Stated goal.
Of the lines listed below, how many contain the string "text"? Answer with the number alone.

Available records.

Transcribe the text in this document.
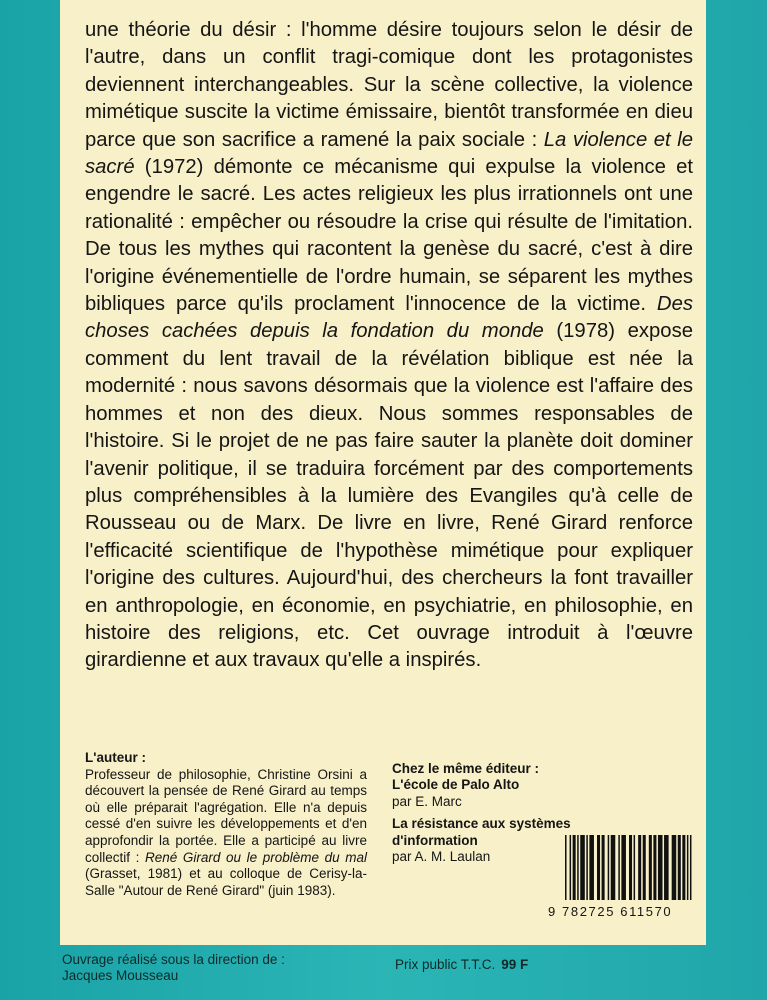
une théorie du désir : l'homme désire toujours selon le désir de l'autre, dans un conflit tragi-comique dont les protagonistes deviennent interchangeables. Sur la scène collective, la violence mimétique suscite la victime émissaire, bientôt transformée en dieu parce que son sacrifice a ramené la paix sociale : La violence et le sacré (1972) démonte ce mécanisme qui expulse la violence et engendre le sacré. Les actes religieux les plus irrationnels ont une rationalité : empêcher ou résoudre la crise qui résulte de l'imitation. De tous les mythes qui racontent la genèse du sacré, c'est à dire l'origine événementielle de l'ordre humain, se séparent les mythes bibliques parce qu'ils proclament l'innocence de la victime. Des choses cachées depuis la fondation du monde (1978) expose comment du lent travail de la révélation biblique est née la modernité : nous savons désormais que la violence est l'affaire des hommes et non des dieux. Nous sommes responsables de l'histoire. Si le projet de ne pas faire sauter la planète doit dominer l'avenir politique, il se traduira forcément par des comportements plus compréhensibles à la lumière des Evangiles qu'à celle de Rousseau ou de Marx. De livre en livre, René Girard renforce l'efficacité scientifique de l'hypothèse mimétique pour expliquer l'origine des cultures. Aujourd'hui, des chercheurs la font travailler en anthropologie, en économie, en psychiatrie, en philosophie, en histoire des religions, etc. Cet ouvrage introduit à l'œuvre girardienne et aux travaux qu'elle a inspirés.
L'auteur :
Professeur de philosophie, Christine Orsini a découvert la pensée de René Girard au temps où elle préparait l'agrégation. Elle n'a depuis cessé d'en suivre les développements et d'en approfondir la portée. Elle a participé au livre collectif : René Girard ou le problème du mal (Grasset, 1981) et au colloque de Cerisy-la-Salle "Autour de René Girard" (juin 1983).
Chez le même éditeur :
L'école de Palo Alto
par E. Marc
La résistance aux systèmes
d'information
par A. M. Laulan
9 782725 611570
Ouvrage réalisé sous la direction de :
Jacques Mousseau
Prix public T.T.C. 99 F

---

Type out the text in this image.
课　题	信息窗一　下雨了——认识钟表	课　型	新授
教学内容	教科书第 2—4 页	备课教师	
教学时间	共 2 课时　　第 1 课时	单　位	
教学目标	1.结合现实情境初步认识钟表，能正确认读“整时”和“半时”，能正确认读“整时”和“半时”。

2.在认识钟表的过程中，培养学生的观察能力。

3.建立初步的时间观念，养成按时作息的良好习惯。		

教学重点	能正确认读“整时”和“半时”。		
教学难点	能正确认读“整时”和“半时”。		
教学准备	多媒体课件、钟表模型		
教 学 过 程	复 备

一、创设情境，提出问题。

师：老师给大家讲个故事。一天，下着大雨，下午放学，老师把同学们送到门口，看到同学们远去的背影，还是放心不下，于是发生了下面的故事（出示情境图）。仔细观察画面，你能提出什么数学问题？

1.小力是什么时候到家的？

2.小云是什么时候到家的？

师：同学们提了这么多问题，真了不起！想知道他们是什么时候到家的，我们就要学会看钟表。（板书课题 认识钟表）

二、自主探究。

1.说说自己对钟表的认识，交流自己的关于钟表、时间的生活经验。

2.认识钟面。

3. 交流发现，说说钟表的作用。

Answer.
2